* _Short exercise_: Copy out all the entries word for word.

* _Data to use_:

··········

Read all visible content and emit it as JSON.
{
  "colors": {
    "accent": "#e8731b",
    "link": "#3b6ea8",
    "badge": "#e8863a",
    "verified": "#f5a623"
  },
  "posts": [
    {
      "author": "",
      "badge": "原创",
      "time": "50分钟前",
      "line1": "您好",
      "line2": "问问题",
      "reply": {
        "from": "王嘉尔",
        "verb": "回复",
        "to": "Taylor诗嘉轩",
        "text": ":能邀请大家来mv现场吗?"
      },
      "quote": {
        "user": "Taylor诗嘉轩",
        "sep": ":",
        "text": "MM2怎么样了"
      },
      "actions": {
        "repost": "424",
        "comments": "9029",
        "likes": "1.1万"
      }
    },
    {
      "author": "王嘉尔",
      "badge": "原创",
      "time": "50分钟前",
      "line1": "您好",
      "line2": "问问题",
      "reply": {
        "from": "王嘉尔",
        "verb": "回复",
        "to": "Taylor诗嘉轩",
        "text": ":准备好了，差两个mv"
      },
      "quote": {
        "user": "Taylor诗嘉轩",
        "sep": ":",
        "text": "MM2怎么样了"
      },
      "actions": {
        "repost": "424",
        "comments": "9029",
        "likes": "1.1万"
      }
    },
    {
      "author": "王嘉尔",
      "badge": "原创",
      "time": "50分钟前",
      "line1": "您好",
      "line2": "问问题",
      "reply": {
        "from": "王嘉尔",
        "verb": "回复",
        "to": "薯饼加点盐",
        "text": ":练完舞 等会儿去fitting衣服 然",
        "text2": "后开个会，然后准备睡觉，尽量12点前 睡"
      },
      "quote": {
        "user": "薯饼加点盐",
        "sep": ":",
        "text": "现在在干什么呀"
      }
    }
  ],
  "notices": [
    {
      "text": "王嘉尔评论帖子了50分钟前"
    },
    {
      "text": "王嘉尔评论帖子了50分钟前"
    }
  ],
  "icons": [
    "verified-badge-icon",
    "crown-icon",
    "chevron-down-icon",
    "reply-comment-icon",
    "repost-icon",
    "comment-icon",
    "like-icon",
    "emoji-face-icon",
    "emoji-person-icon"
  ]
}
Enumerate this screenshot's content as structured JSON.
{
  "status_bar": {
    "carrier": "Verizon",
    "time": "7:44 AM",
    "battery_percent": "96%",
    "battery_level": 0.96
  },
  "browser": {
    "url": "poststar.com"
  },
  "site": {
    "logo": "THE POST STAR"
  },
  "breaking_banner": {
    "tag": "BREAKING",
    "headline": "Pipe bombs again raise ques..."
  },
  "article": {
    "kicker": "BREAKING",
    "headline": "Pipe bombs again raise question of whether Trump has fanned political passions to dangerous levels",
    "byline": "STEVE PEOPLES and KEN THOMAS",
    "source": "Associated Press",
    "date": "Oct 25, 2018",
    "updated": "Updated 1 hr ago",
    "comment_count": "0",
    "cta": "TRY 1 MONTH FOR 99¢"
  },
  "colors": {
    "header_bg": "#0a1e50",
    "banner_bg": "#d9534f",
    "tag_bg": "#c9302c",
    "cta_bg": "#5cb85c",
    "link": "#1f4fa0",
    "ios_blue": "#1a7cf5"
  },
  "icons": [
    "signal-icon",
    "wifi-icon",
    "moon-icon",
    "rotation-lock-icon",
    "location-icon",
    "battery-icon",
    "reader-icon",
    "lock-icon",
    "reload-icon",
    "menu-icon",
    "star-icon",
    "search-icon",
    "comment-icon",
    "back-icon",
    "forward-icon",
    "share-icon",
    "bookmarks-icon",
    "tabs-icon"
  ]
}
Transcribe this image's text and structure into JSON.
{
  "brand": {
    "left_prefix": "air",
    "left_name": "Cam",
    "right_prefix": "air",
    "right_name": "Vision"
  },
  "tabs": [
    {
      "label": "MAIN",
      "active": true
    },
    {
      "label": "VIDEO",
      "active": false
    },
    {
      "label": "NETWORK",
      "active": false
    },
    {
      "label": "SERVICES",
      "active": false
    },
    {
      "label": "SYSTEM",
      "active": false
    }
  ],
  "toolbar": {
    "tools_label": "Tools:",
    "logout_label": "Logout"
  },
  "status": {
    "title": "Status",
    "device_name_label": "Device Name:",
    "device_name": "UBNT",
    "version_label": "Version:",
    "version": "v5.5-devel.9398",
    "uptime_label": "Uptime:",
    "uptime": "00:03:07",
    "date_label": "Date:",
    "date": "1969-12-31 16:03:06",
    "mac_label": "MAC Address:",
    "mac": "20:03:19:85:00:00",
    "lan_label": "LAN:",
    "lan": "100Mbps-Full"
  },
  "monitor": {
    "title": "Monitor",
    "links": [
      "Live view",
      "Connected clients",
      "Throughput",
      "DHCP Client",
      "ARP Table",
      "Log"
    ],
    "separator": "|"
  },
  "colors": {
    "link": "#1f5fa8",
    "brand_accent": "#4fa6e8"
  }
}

··········

* _Solution for this task_:
Read all visible content and emit it as JSON.
{
  "colors": {
    "accent": "#e8731b",
    "link": "#3b6ea8",
    "badge": "#e8863a",
    "verified": "#f5a623"
  },
  "posts": [
    {
      "author": "",
      "badge": "原创",
      "time": "50分钟前",
      "line1": "您好",
      "line2": "问问题",
      "reply": {
        "from": "王嘉尔",
        "verb": "回复",
        "to": "Taylor诗嘉轩",
        "text": ":能邀请大家来mv现场吗?"
      },
      "quote": {
        "user": "Taylor诗嘉轩",
        "sep": ":",
        "text": "MM2怎么样了"
      },
      "actions": {
        "repost": "424",
        "comments": "9029",
        "likes": "1.1万"
      }
    },
    {
      "author": "王嘉尔",
      "badge": "原创",
      "time": "50分钟前",
      "line1": "您好",
      "line2": "问问题",
      "reply": {
        "from": "王嘉尔",
        "verb": "回复",
        "to": "Taylor诗嘉轩",
        "text": ":准备好了，差两个mv"
      },
      "quote": {
        "user": "Taylor诗嘉轩",
        "sep": ":",
        "text": "MM2怎么样了"
      },
      "actions": {
        "repost": "424",
        "comments": "9029",
        "likes": "1.1万"
      }
    },
    {
      "author": "王嘉尔",
      "badge": "原创",
      "time": "50分钟前",
      "line1": "您好",
      "line2": "问问题",
      "reply": {
        "from": "王嘉尔",
        "verb": "回复",
        "to": "薯饼加点盐",
        "text": ":练完舞 等会儿去fitting衣服 然",
        "text2": "后开个会，然后准备睡觉，尽量12点前 睡"
      },
      "quote": {
        "user": "薯饼加点盐",
        "sep": ":",
        "text": "现在在干什么呀"
      }
    }
  ],
  "notices": [
    {
      "text": "王嘉尔评论帖子了50分钟前"
    },
    {
      "text": "王嘉尔评论帖子了50分钟前"
    }
  ],
  "icons": [
    "verified-badge-icon",
    "crown-icon",
    "chevron-down-icon",
    "reply-comment-icon",
    "repost-icon",
    "comment-icon",
    "like-icon",
    "emoji-face-icon",
    "emoji-person-icon"
  ]
}
Enumerate this screenshot's content as structured JSON.
{
  "status_bar": {
    "carrier": "Verizon",
    "time": "7:44 AM",
    "battery_percent": "96%",
    "battery_level": 0.96
  },
  "browser": {
    "url": "poststar.com"
  },
  "site": {
    "logo": "THE POST STAR"
  },
  "breaking_banner": {
    "tag": "BREAKING",
    "headline": "Pipe bombs again raise ques..."
  },
  "article": {
    "kicker": "BREAKING",
    "headline": "Pipe bombs again raise question of whether Trump has fanned political passions to dangerous levels",
    "byline": "STEVE PEOPLES and KEN THOMAS",
    "source": "Associated Press",
    "date": "Oct 25, 2018",
    "updated": "Updated 1 hr ago",
    "comment_count": "0",
    "cta": "TRY 1 MONTH FOR 99¢"
  },
  "colors": {
    "header_bg": "#0a1e50",
    "banner_bg": "#d9534f",
    "tag_bg": "#c9302c",
    "cta_bg": "#5cb85c",
    "link": "#1f4fa0",
    "ios_blue": "#1a7cf5"
  },
  "icons": [
    "signal-icon",
    "wifi-icon",
    "moon-icon",
    "rotation-lock-icon",
    "location-icon",
    "battery-icon",
    "reader-icon",
    "lock-icon",
    "reload-icon",
    "menu-icon",
    "star-icon",
    "search-icon",
    "comment-icon",
    "back-icon",
    "forward-icon",
    "share-icon",
    "bookmarks-icon",
    "tabs-icon"
  ]
}
Transcribe this image's text and structure into JSON.
{
  "brand": {
    "left_prefix": "air",
    "left_name": "Cam",
    "right_prefix": "air",
    "right_name": "Vision"
  },
  "tabs": [
    {
      "label": "MAIN",
      "active": true
    },
    {
      "label": "VIDEO",
      "active": false
    },
    {
      "label": "NETWORK",
      "active": false
    },
    {
      "label": "SERVICES",
      "active": false
    },
    {
      "label": "SYSTEM",
      "active": false
    }
  ],
  "toolbar": {
    "tools_label": "Tools:",
    "logout_label": "Logout"
  },
  "status": {
    "title": "Status",
    "device_name_label": "Device Name:",
    "device_name": "UBNT",
    "version_label": "Version:",
    "version": "v5.5-devel.9398",
    "uptime_label": "Uptime:",
    "uptime": "00:03:07",
    "date_label": "Date:",
    "date": "1969-12-31 16:03:06",
    "mac_label": "MAC Address:",
    "mac": "20:03:19:85:00:00",
    "lan_label": "LAN:",
    "lan": "100Mbps-Full"
  },
  "monitor": {
    "title": "Monitor",
    "links": [
      "Live view",
      "Connected clients",
      "Throughput",
      "DHCP Client",
      "ARP Table",
      "Log"
    ],
    "separator": "|"
  },
  "colors": {
    "link": "#1f5fa8",
    "brand_accent": "#4fa6e8"
  }
}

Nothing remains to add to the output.